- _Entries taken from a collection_

-*-*-

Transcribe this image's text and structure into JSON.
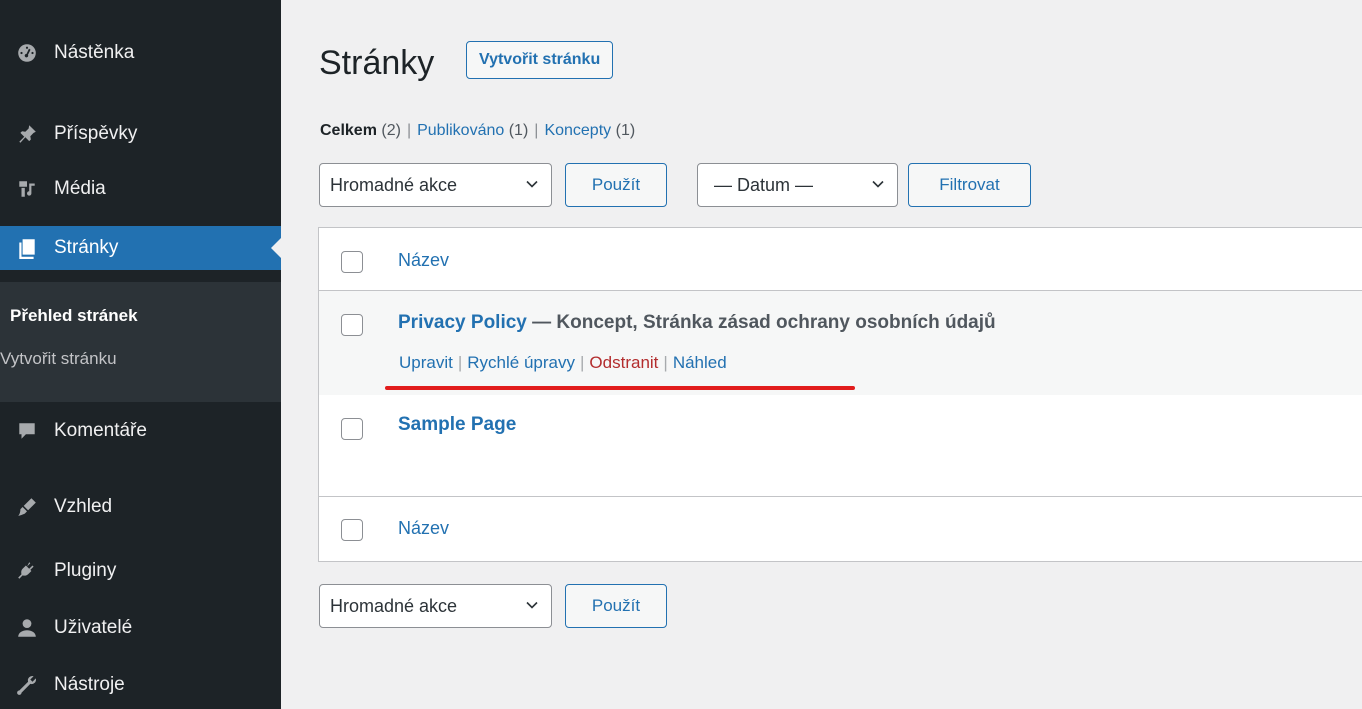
{
  "sidebar": {
    "items": [
      {
        "label": "Nástěnka",
        "icon": "dashboard-icon"
      },
      {
        "label": "Příspěvky",
        "icon": "pin-icon"
      },
      {
        "label": "Média",
        "icon": "media-icon"
      },
      {
        "label": "Stránky",
        "icon": "page-icon",
        "active": true
      },
      {
        "label": "Komentáře",
        "icon": "comment-icon"
      },
      {
        "label": "Vzhled",
        "icon": "brush-icon"
      },
      {
        "label": "Pluginy",
        "icon": "plugin-icon"
      },
      {
        "label": "Uživatelé",
        "icon": "user-icon"
      },
      {
        "label": "Nástroje",
        "icon": "wrench-icon"
      }
    ],
    "submenu": [
      {
        "label": "Přehled stránek",
        "current": true
      },
      {
        "label": "Vytvořit stránku"
      }
    ]
  },
  "header": {
    "title": "Stránky",
    "add_new": "Vytvořit stránku"
  },
  "filters": {
    "all_label": "Celkem",
    "all_count": "(2)",
    "published_label": "Publikováno",
    "published_count": "(1)",
    "drafts_label": "Koncepty",
    "drafts_count": "(1)",
    "separator": "|"
  },
  "tablenav_top": {
    "bulk_actions": "Hromadné akce",
    "apply": "Použít",
    "date": "— Datum —",
    "filter": "Filtrovat"
  },
  "table": {
    "column_title": "Název",
    "rows": [
      {
        "title": "Privacy Policy",
        "state": " — Koncept, Stránka zásad ochrany osobních údajů",
        "actions": [
          "Upravit",
          "Rychlé úpravy",
          "Odstranit",
          "Náhled"
        ]
      },
      {
        "title": "Sample Page"
      }
    ]
  },
  "tablenav_bottom": {
    "bulk_actions": "Hromadné akce",
    "apply": "Použít"
  },
  "colors": {
    "accent": "#2271b1",
    "sidebar_bg": "#1d2327",
    "delete": "#b32d2e",
    "annotation": "#e21d1d"
  }
}
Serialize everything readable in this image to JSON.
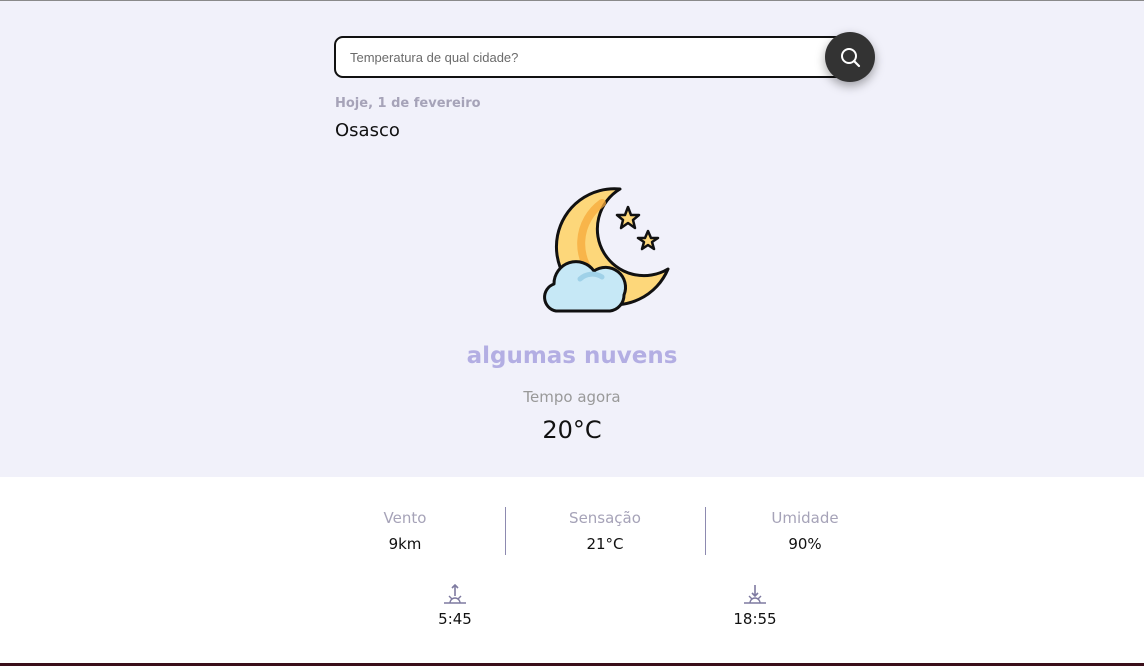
{
  "search": {
    "placeholder": "Temperatura de qual cidade?",
    "icon": "search-icon"
  },
  "location": {
    "date": "Hoje, 1 de fevereiro",
    "city": "Osasco"
  },
  "weather": {
    "icon": "moon-cloud-stars-icon",
    "description": "algumas nuvens",
    "now_label": "Tempo agora",
    "temperature": "20°C"
  },
  "stats": [
    {
      "label": "Vento",
      "value": "9km"
    },
    {
      "label": "Sensação",
      "value": "21°C"
    },
    {
      "label": "Umidade",
      "value": "90%"
    }
  ],
  "sun": {
    "sunrise": {
      "icon": "sunrise-icon",
      "time": "5:45"
    },
    "sunset": {
      "icon": "sunset-icon",
      "time": "18:55"
    }
  },
  "colors": {
    "hero_bg": "#f1f1fa",
    "accent": "#b3aee3",
    "muted": "#a6a3b8",
    "button": "#333333"
  }
}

-*-*-

- _Task details_
Retype the line containing "Serialize everything readable" and all lines after it through the end of the material, exactly and only those, leaving out pictures.

- _Reply_
Serialize everything readable in this image to JSON.
{
  "search": {
    "placeholder": "Temperatura de qual cidade?",
    "icon": "search-icon"
  },
  "location": {
    "date": "Hoje, 1 de fevereiro",
    "city": "Osasco"
  },
  "weather": {
    "icon": "moon-cloud-stars-icon",
    "description": "algumas nuvens",
    "now_label": "Tempo agora",
    "temperature": "20°C"
  },
  "stats": [
    {
      "label": "Vento",
      "value": "9km"
    },
    {
      "label": "Sensação",
      "value": "21°C"
    },
    {
      "label": "Umidade",
      "value": "90%"
    }
  ],
  "sun": {
    "sunrise": {
      "icon": "sunrise-icon",
      "time": "5:45"
    },
    "sunset": {
      "icon": "sunset-icon",
      "time": "18:55"
    }
  },
  "colors": {
    "hero_bg": "#f1f1fa",
    "accent": "#b3aee3",
    "muted": "#a6a3b8",
    "button": "#333333"
  }
}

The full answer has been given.